What you need to do:
Filter the entries below, keeping only lines with the word "PICK".
## BEGIN Listed records
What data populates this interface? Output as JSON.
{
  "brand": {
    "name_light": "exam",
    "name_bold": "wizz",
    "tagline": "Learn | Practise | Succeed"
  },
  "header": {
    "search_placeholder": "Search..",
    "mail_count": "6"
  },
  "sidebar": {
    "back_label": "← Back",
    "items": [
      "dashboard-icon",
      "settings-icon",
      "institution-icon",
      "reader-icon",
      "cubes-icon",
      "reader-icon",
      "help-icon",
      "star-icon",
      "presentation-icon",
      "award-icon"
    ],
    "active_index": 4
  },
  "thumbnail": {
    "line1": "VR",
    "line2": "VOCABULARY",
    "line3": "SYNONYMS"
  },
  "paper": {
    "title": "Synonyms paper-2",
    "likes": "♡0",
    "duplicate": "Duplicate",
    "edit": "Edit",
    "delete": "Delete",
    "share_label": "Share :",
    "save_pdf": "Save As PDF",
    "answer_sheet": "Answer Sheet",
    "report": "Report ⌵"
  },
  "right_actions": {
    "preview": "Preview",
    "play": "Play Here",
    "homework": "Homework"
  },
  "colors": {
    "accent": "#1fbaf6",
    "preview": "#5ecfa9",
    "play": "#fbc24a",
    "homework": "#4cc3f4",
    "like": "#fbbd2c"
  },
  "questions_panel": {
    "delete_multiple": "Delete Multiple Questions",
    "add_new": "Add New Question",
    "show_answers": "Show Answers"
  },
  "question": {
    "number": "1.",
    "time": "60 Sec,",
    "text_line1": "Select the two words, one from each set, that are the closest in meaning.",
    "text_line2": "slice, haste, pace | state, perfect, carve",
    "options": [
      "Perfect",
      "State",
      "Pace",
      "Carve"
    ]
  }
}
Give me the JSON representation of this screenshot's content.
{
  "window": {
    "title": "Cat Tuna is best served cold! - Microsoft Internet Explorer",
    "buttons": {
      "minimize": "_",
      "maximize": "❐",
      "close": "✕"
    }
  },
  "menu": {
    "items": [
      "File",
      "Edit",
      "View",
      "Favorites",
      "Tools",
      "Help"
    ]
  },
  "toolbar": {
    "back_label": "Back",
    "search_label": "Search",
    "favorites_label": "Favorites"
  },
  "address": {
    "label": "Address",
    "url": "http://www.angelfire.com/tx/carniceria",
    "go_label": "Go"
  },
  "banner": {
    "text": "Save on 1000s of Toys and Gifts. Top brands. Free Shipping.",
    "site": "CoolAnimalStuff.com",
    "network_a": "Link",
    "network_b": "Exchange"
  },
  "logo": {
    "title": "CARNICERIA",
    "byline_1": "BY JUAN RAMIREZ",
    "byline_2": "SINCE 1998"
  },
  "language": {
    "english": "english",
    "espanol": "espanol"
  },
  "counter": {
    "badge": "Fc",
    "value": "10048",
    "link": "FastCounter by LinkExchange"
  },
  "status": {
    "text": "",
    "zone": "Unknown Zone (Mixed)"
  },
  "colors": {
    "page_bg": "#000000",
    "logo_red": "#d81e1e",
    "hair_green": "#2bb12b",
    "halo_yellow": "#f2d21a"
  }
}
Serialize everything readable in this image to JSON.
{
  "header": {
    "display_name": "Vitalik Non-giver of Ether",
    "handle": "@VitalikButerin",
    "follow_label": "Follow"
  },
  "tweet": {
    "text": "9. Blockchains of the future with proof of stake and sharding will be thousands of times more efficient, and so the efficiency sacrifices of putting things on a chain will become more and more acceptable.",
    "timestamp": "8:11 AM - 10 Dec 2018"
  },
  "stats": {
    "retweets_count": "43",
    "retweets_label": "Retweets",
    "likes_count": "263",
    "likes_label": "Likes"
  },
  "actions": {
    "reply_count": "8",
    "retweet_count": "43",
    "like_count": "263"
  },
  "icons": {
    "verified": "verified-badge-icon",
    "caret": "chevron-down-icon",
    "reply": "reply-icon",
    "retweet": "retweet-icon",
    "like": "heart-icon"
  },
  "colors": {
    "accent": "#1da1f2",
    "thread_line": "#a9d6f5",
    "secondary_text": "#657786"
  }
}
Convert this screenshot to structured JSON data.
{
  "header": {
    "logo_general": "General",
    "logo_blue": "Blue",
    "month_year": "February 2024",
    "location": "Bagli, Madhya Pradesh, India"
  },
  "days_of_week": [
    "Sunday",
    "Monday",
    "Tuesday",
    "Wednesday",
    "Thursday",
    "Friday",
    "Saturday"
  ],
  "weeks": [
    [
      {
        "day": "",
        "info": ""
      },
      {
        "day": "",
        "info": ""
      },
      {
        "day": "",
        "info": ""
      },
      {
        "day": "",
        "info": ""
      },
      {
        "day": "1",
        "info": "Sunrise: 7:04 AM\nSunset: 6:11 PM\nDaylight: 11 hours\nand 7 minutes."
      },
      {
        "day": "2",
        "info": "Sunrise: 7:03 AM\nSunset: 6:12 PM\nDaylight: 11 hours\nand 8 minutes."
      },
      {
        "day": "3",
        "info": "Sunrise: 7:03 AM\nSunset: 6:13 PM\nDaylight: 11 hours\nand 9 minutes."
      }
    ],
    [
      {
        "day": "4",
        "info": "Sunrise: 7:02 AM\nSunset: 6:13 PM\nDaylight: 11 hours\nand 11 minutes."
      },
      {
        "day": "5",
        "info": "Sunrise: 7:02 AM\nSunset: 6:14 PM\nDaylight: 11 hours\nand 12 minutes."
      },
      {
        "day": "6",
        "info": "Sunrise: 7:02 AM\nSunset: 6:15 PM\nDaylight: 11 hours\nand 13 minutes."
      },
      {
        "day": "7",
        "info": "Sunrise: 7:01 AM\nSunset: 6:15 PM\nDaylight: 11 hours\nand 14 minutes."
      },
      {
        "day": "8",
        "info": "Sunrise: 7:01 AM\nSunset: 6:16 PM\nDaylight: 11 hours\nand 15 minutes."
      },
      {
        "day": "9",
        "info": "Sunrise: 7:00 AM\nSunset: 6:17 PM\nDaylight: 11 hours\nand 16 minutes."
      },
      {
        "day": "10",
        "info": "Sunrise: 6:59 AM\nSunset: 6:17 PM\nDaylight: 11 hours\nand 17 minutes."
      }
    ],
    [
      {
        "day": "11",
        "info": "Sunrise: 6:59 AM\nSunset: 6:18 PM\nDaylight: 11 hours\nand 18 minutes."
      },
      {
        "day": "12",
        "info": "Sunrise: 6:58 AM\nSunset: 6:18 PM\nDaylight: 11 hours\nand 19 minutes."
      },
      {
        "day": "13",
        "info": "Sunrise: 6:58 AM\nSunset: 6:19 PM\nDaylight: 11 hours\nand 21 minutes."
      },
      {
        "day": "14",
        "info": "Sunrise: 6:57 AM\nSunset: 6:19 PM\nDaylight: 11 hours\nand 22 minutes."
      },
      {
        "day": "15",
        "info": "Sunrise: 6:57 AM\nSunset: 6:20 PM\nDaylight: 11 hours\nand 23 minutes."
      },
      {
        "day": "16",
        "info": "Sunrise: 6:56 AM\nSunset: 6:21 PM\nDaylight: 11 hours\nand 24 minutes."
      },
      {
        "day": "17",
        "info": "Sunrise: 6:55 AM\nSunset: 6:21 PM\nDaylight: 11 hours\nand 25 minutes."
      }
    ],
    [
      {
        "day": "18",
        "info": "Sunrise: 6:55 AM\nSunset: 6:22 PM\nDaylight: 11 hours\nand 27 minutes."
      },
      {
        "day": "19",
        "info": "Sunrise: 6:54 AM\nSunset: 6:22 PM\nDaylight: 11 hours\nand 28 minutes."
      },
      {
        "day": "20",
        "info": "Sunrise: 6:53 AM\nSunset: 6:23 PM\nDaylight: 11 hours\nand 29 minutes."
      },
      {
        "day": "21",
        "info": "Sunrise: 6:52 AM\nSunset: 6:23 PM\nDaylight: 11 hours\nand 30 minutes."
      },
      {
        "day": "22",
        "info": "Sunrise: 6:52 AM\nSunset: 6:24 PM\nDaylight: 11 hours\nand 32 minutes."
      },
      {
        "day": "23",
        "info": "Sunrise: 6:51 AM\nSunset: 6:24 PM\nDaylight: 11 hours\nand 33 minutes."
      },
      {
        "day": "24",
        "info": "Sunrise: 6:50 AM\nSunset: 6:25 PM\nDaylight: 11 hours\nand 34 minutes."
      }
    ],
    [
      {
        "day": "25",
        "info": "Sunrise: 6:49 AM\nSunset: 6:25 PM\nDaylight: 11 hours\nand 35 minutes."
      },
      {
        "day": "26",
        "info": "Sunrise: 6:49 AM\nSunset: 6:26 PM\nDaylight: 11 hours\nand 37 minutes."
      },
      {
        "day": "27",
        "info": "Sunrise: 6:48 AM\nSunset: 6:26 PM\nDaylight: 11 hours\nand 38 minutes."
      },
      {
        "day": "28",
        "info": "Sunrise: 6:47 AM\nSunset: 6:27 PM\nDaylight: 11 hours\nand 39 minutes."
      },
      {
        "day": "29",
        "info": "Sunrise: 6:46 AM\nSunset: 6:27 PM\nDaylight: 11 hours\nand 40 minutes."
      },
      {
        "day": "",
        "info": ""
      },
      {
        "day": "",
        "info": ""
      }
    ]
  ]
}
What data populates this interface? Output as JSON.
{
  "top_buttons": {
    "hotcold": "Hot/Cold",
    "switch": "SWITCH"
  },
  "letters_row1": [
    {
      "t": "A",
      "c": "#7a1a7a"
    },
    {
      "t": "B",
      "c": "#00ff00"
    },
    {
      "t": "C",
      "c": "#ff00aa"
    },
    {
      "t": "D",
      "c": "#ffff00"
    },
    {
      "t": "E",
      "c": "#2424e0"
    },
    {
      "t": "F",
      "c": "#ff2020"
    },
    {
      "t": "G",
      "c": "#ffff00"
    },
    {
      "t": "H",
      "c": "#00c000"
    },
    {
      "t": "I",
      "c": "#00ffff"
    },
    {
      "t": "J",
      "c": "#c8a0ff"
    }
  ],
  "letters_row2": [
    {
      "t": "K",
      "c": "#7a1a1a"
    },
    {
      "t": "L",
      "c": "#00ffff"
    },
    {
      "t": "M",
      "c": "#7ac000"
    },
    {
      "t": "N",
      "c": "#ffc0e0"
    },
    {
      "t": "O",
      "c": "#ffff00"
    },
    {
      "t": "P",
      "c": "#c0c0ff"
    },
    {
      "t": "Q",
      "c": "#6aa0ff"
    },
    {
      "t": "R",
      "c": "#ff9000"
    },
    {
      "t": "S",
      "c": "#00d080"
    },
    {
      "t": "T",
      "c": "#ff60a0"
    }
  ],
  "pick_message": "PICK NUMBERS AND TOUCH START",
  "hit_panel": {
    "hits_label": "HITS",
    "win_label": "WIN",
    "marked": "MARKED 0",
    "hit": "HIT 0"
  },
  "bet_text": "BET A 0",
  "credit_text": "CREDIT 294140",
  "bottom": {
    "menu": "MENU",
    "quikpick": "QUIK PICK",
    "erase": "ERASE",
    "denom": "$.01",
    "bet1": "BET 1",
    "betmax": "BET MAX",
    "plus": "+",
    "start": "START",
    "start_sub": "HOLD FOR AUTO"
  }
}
## END Listed records
Answer to this exercise:
  "pick_message": "PICK NUMBERS AND TOUCH START",
    "quikpick": "QUIK PICK",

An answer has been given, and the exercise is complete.